(Items from a data source)
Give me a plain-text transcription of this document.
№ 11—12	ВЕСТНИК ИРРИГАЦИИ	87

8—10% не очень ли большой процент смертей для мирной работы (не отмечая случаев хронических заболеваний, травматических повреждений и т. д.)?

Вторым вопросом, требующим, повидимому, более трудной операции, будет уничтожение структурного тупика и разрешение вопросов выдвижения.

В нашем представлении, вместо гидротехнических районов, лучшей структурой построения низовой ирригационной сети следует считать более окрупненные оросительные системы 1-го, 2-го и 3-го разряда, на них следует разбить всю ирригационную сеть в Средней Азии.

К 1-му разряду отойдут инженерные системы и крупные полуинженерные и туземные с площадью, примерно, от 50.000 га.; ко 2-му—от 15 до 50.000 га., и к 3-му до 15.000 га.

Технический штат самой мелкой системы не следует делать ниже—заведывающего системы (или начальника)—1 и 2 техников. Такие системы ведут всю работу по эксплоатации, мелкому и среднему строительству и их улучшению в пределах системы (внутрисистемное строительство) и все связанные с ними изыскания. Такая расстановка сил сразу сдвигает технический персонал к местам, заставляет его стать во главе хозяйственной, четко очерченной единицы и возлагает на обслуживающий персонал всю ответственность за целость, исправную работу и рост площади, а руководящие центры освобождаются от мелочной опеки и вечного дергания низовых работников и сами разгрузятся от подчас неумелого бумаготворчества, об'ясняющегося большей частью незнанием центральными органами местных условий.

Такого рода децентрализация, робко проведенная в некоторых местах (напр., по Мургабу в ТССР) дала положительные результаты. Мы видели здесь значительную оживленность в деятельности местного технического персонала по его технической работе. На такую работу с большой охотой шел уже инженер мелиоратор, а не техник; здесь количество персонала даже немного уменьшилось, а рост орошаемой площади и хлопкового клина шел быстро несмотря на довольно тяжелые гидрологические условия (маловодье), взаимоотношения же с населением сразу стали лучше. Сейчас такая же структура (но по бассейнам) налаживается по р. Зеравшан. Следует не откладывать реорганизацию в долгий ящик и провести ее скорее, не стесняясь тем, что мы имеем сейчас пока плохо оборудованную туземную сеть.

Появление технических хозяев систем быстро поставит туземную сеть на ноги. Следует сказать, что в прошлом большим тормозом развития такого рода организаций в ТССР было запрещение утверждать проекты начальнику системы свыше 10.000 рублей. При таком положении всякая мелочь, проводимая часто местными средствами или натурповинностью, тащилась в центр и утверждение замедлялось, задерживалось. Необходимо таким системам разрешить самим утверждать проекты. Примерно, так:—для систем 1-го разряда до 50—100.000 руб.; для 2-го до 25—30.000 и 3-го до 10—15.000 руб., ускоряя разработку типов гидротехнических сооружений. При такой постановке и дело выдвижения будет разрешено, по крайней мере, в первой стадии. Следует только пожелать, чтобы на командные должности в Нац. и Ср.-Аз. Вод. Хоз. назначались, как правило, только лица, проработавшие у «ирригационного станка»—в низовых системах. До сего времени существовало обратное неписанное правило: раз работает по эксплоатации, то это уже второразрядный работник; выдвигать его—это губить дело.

- EXERCISE
Give only the number of lines in the records that contain the string "туземную".

- TASK RESPONSE
2